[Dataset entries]
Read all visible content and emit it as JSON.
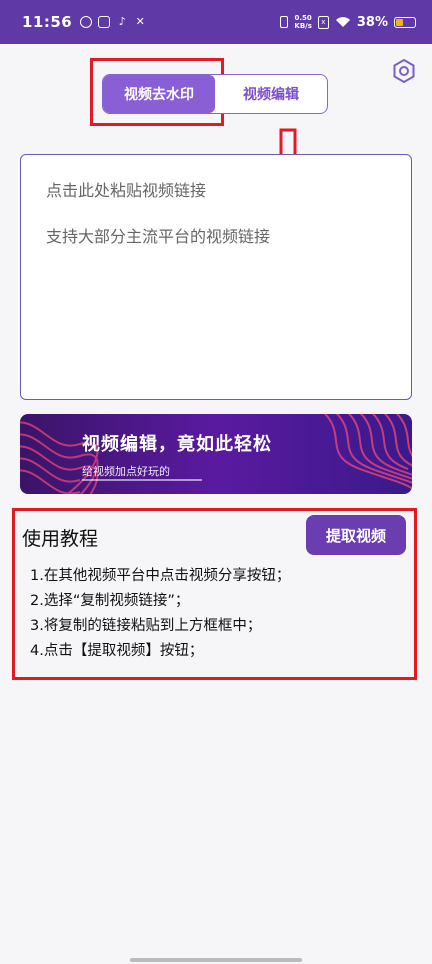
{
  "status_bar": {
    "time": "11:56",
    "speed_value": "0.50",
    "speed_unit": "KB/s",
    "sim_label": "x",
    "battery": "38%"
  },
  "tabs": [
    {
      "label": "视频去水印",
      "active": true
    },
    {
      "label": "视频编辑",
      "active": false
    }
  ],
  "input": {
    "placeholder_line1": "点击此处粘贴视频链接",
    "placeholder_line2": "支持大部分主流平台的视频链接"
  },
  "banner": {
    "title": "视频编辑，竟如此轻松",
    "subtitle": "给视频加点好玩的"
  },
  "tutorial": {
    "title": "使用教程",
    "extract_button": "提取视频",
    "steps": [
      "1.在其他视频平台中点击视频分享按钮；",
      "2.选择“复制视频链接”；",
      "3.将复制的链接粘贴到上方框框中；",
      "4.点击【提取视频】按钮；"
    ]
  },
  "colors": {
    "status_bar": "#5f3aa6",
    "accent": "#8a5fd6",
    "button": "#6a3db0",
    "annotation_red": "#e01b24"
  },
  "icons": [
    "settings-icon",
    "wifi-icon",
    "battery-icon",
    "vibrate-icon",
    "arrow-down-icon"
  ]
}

Task objective
Without the pictures, print the records in full, exactly as they appear.

Full answer
Read all visible content and emit it as JSON.
{
  "status_bar": {
    "time": "11:56",
    "speed_value": "0.50",
    "speed_unit": "KB/s",
    "sim_label": "x",
    "battery": "38%"
  },
  "tabs": [
    {
      "label": "视频去水印",
      "active": true
    },
    {
      "label": "视频编辑",
      "active": false
    }
  ],
  "input": {
    "placeholder_line1": "点击此处粘贴视频链接",
    "placeholder_line2": "支持大部分主流平台的视频链接"
  },
  "banner": {
    "title": "视频编辑，竟如此轻松",
    "subtitle": "给视频加点好玩的"
  },
  "tutorial": {
    "title": "使用教程",
    "extract_button": "提取视频",
    "steps": [
      "1.在其他视频平台中点击视频分享按钮；",
      "2.选择“复制视频链接”；",
      "3.将复制的链接粘贴到上方框框中；",
      "4.点击【提取视频】按钮；"
    ]
  },
  "colors": {
    "status_bar": "#5f3aa6",
    "accent": "#8a5fd6",
    "button": "#6a3db0",
    "annotation_red": "#e01b24"
  },
  "icons": [
    "settings-icon",
    "wifi-icon",
    "battery-icon",
    "vibrate-icon",
    "arrow-down-icon"
  ]
}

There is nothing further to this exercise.